## Job
Repeat the listing word for word. No pictures belong in the copy.

## Input for this task
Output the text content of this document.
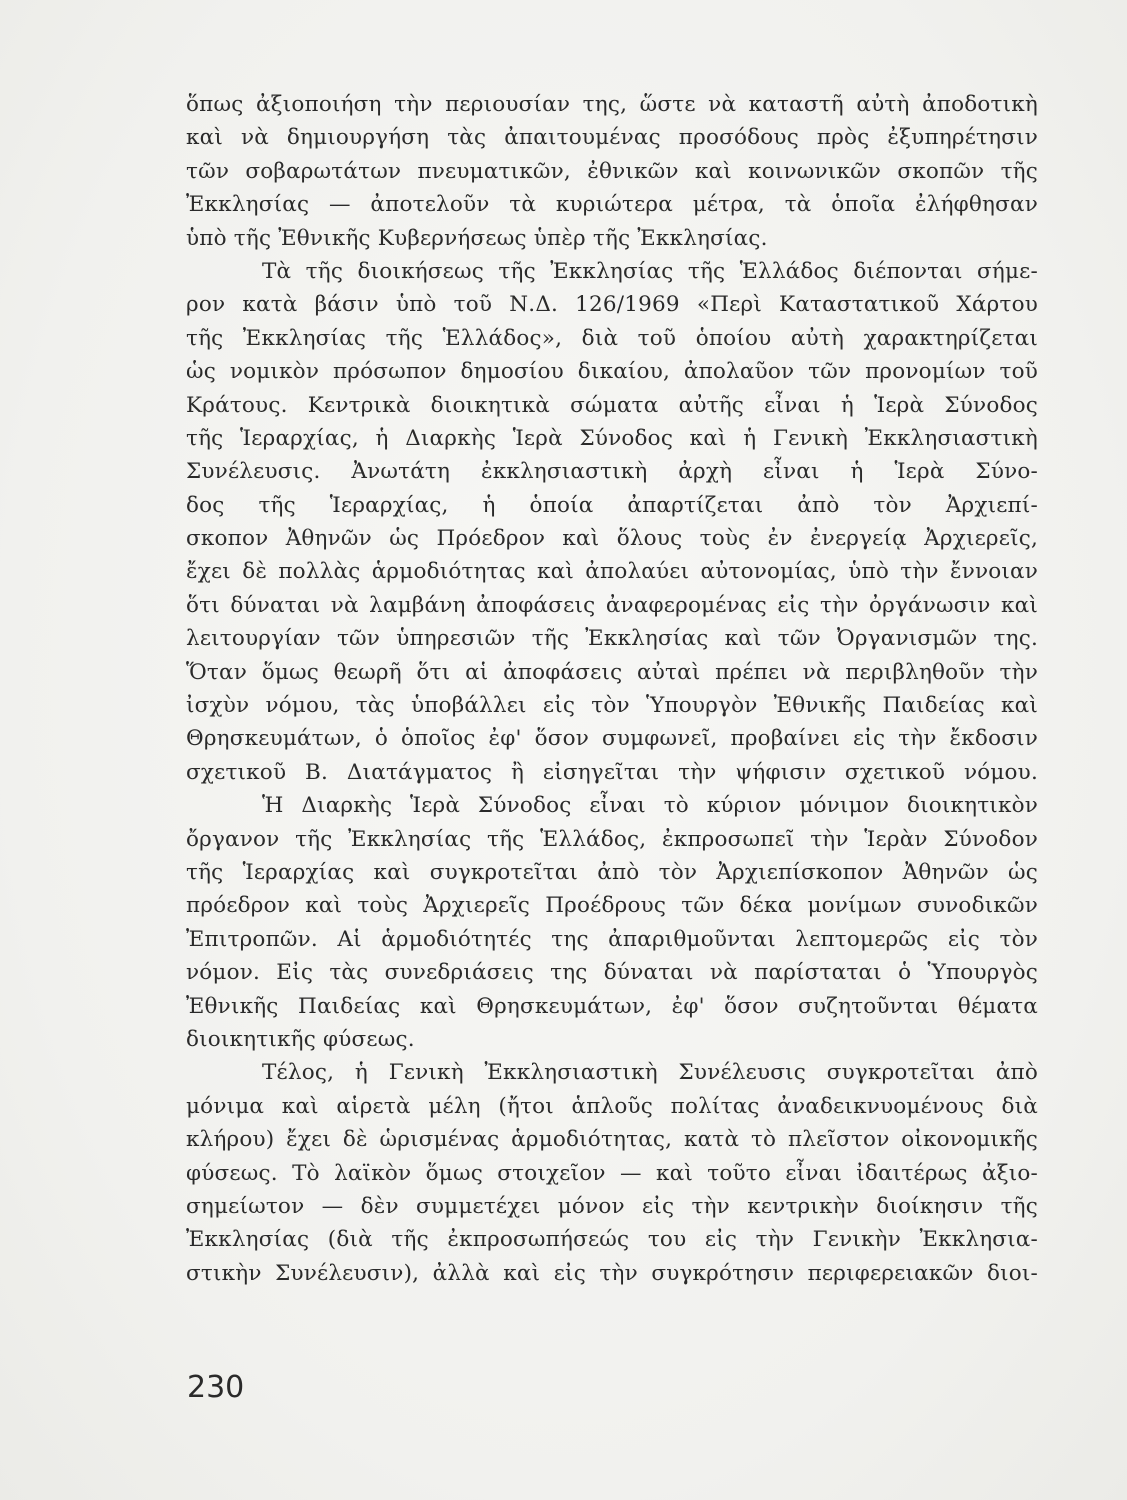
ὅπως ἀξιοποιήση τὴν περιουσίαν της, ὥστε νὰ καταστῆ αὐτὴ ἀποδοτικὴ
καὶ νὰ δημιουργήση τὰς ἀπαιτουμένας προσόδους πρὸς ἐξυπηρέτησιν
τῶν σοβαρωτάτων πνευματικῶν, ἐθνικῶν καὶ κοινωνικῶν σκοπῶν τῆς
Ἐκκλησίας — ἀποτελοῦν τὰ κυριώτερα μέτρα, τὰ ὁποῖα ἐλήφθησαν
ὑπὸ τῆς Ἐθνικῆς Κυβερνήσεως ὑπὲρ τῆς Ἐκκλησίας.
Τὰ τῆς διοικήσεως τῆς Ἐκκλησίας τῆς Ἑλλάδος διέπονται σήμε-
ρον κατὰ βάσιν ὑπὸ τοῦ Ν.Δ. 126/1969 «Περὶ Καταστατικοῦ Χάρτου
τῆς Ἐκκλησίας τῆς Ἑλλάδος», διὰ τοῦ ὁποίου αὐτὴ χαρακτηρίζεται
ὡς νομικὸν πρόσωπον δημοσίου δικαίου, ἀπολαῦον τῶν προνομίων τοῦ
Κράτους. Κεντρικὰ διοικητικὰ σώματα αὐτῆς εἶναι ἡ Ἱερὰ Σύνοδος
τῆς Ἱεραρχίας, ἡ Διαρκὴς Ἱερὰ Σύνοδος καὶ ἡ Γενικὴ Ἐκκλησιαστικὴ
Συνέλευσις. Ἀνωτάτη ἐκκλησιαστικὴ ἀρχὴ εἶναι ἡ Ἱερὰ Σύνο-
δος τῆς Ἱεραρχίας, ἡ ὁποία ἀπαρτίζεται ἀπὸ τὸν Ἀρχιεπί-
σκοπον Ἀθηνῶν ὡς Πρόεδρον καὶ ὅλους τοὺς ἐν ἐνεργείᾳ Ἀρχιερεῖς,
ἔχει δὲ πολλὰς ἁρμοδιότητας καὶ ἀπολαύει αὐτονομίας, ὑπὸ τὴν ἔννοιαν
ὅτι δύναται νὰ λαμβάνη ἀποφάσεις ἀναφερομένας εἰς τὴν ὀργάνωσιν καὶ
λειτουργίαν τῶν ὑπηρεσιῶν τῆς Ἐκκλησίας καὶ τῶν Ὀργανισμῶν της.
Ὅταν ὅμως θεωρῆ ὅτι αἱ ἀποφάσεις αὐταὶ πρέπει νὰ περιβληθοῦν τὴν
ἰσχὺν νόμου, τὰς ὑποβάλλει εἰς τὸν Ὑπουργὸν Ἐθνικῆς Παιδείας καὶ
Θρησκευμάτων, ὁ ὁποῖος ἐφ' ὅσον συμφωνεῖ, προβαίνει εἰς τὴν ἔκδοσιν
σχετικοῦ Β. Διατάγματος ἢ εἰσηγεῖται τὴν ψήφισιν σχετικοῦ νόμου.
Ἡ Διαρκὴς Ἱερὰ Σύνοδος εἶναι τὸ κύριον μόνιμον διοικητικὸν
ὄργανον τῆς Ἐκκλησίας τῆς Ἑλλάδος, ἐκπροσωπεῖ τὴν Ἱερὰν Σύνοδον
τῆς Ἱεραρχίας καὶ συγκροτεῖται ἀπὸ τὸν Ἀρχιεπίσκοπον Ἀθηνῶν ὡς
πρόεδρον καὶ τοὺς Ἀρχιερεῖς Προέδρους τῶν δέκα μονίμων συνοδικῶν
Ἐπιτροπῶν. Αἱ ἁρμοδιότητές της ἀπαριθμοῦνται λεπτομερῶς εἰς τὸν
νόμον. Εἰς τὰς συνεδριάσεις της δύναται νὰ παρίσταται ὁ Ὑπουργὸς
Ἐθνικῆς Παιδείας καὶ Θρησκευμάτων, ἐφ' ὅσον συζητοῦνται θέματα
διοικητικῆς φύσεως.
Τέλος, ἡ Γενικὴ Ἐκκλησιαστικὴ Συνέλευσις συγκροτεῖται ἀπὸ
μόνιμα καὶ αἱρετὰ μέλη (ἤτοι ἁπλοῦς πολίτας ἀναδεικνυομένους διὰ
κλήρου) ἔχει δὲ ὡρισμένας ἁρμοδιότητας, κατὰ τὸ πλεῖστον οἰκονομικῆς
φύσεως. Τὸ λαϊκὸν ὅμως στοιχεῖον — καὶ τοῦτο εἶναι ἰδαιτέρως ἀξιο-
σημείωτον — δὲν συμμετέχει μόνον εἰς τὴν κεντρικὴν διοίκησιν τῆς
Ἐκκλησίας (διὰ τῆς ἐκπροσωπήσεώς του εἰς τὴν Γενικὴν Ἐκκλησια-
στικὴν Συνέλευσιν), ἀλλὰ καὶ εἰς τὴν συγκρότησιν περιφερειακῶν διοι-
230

## Solution to this problem
Output the text content of this document.
ὅπως ἀξιοποιήση τὴν περιουσίαν της, ὥστε νὰ καταστῆ αὐτὴ ἀποδοτικὴ
καὶ νὰ δημιουργήση τὰς ἀπαιτουμένας προσόδους πρὸς ἐξυπηρέτησιν
τῶν σοβαρωτάτων πνευματικῶν, ἐθνικῶν καὶ κοινωνικῶν σκοπῶν τῆς
Ἐκκλησίας — ἀποτελοῦν τὰ κυριώτερα μέτρα, τὰ ὁποῖα ἐλήφθησαν
ὑπὸ τῆς Ἐθνικῆς Κυβερνήσεως ὑπὲρ τῆς Ἐκκλησίας.
Τὰ τῆς διοικήσεως τῆς Ἐκκλησίας τῆς Ἑλλάδος διέπονται σήμε-
ρον κατὰ βάσιν ὑπὸ τοῦ Ν.Δ. 126/1969 «Περὶ Καταστατικοῦ Χάρτου
τῆς Ἐκκλησίας τῆς Ἑλλάδος», διὰ τοῦ ὁποίου αὐτὴ χαρακτηρίζεται
ὡς νομικὸν πρόσωπον δημοσίου δικαίου, ἀπολαῦον τῶν προνομίων τοῦ
Κράτους. Κεντρικὰ διοικητικὰ σώματα αὐτῆς εἶναι ἡ Ἱερὰ Σύνοδος
τῆς Ἱεραρχίας, ἡ Διαρκὴς Ἱερὰ Σύνοδος καὶ ἡ Γενικὴ Ἐκκλησιαστικὴ
Συνέλευσις. Ἀνωτάτη ἐκκλησιαστικὴ ἀρχὴ εἶναι ἡ Ἱερὰ Σύνο-
δος τῆς Ἱεραρχίας, ἡ ὁποία ἀπαρτίζεται ἀπὸ τὸν Ἀρχιεπί-
σκοπον Ἀθηνῶν ὡς Πρόεδρον καὶ ὅλους τοὺς ἐν ἐνεργείᾳ Ἀρχιερεῖς,
ἔχει δὲ πολλὰς ἁρμοδιότητας καὶ ἀπολαύει αὐτονομίας, ὑπὸ τὴν ἔννοιαν
ὅτι δύναται νὰ λαμβάνη ἀποφάσεις ἀναφερομένας εἰς τὴν ὀργάνωσιν καὶ
λειτουργίαν τῶν ὑπηρεσιῶν τῆς Ἐκκλησίας καὶ τῶν Ὀργανισμῶν της.
Ὅταν ὅμως θεωρῆ ὅτι αἱ ἀποφάσεις αὐταὶ πρέπει νὰ περιβληθοῦν τὴν
ἰσχὺν νόμου, τὰς ὑποβάλλει εἰς τὸν Ὑπουργὸν Ἐθνικῆς Παιδείας καὶ
Θρησκευμάτων, ὁ ὁποῖος ἐφ' ὅσον συμφωνεῖ, προβαίνει εἰς τὴν ἔκδοσιν
σχετικοῦ Β. Διατάγματος ἢ εἰσηγεῖται τὴν ψήφισιν σχετικοῦ νόμου.
Ἡ Διαρκὴς Ἱερὰ Σύνοδος εἶναι τὸ κύριον μόνιμον διοικητικὸν
ὄργανον τῆς Ἐκκλησίας τῆς Ἑλλάδος, ἐκπροσωπεῖ τὴν Ἱερὰν Σύνοδον
τῆς Ἱεραρχίας καὶ συγκροτεῖται ἀπὸ τὸν Ἀρχιεπίσκοπον Ἀθηνῶν ὡς
πρόεδρον καὶ τοὺς Ἀρχιερεῖς Προέδρους τῶν δέκα μονίμων συνοδικῶν
Ἐπιτροπῶν. Αἱ ἁρμοδιότητές της ἀπαριθμοῦνται λεπτομερῶς εἰς τὸν
νόμον. Εἰς τὰς συνεδριάσεις της δύναται νὰ παρίσταται ὁ Ὑπουργὸς
Ἐθνικῆς Παιδείας καὶ Θρησκευμάτων, ἐφ' ὅσον συζητοῦνται θέματα
διοικητικῆς φύσεως.
Τέλος, ἡ Γενικὴ Ἐκκλησιαστικὴ Συνέλευσις συγκροτεῖται ἀπὸ
μόνιμα καὶ αἱρετὰ μέλη (ἤτοι ἁπλοῦς πολίτας ἀναδεικνυομένους διὰ
κλήρου) ἔχει δὲ ὡρισμένας ἁρμοδιότητας, κατὰ τὸ πλεῖστον οἰκονομικῆς
φύσεως. Τὸ λαϊκὸν ὅμως στοιχεῖον — καὶ τοῦτο εἶναι ἰδαιτέρως ἀξιο-
σημείωτον — δὲν συμμετέχει μόνον εἰς τὴν κεντρικὴν διοίκησιν τῆς
Ἐκκλησίας (διὰ τῆς ἐκπροσωπήσεώς του εἰς τὴν Γενικὴν Ἐκκλησια-
στικὴν Συνέλευσιν), ἀλλὰ καὶ εἰς τὴν συγκρότησιν περιφερειακῶν διοι-
230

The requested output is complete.